TASK DESCRIPTION -
Exclude the pictures and return every line exactly as written.

--- START ---

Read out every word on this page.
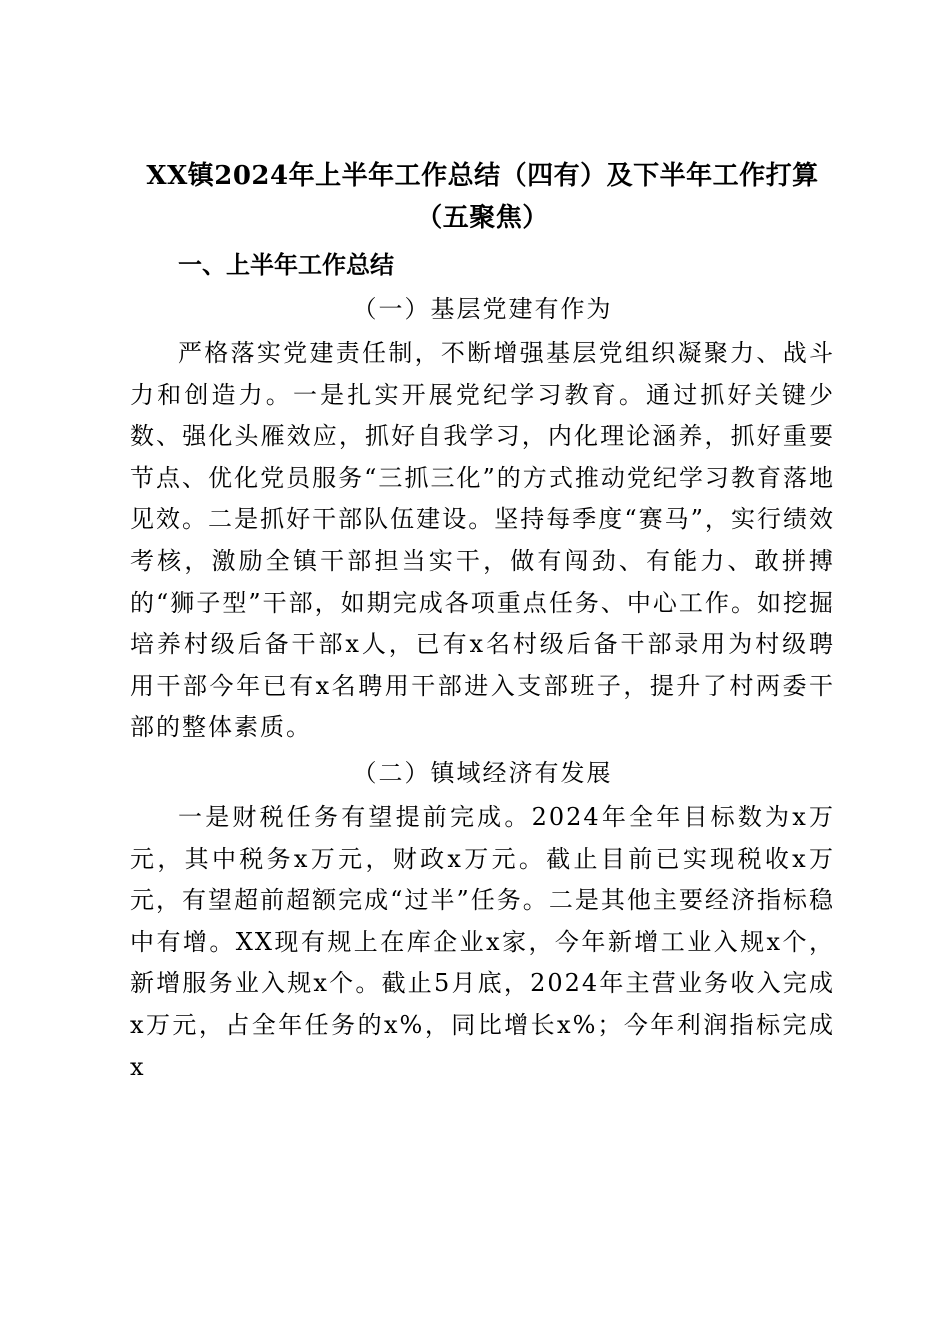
XX镇2024年上半年工作总结（四有）及下半年工作打算（五聚焦）
一、上半年工作总结
（一）基层党建有作为

严格落实党建责任制，不断增强基层党组织凝聚力、战斗力和创造力。一是扎实开展党纪学习教育。通过抓好关键少数、强化头雁效应，抓好自我学习，内化理论涵养，抓好重要节点、优化党员服务“三抓三化”的方式推动党纪学习教育落地见效。二是抓好干部队伍建设。坚持每季度“赛马”，实行绩效考核，激励全镇干部担当实干，做有闯劲、有能力、敢拼搏的“狮子型”干部，如期完成各项重点任务、中心工作。如挖掘培养村级后备干部x人，已有x名村级后备干部录用为村级聘用干部今年已有x名聘用干部进入支部班子，提升了村两委干部的整体素质。

（二）镇域经济有发展

一是财税任务有望提前完成。2024年全年目标数为x万元，其中税务x万元，财政x万元。截止目前已实现税收x万元，有望超前超额完成“过半”任务。二是其他主要经济指标稳中有增。XX现有规上在库企业x家，今年新增工业入规x个，新增服务业入规x个。截止5月底，2024年主营业务收入完成x万元，占全年任务的x%，同比增长x%；今年利润指标完成x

--- END ---

REPLY TO THE TASK -
Read out every word on this page.
XX镇2024年上半年工作总结（四有）及下半年工作打算（五聚焦）
一、上半年工作总结
（一）基层党建有作为

严格落实党建责任制，不断增强基层党组织凝聚力、战斗力和创造力。一是扎实开展党纪学习教育。通过抓好关键少数、强化头雁效应，抓好自我学习，内化理论涵养，抓好重要节点、优化党员服务“三抓三化”的方式推动党纪学习教育落地见效。二是抓好干部队伍建设。坚持每季度“赛马”，实行绩效考核，激励全镇干部担当实干，做有闯劲、有能力、敢拼搏的“狮子型”干部，如期完成各项重点任务、中心工作。如挖掘培养村级后备干部x人，已有x名村级后备干部录用为村级聘用干部今年已有x名聘用干部进入支部班子，提升了村两委干部的整体素质。

（二）镇域经济有发展

一是财税任务有望提前完成。2024年全年目标数为x万元，其中税务x万元，财政x万元。截止目前已实现税收x万元，有望超前超额完成“过半”任务。二是其他主要经济指标稳中有增。XX现有规上在库企业x家，今年新增工业入规x个，新增服务业入规x个。截止5月底，2024年主营业务收入完成x万元，占全年任务的x%，同比增长x%；今年利润指标完成x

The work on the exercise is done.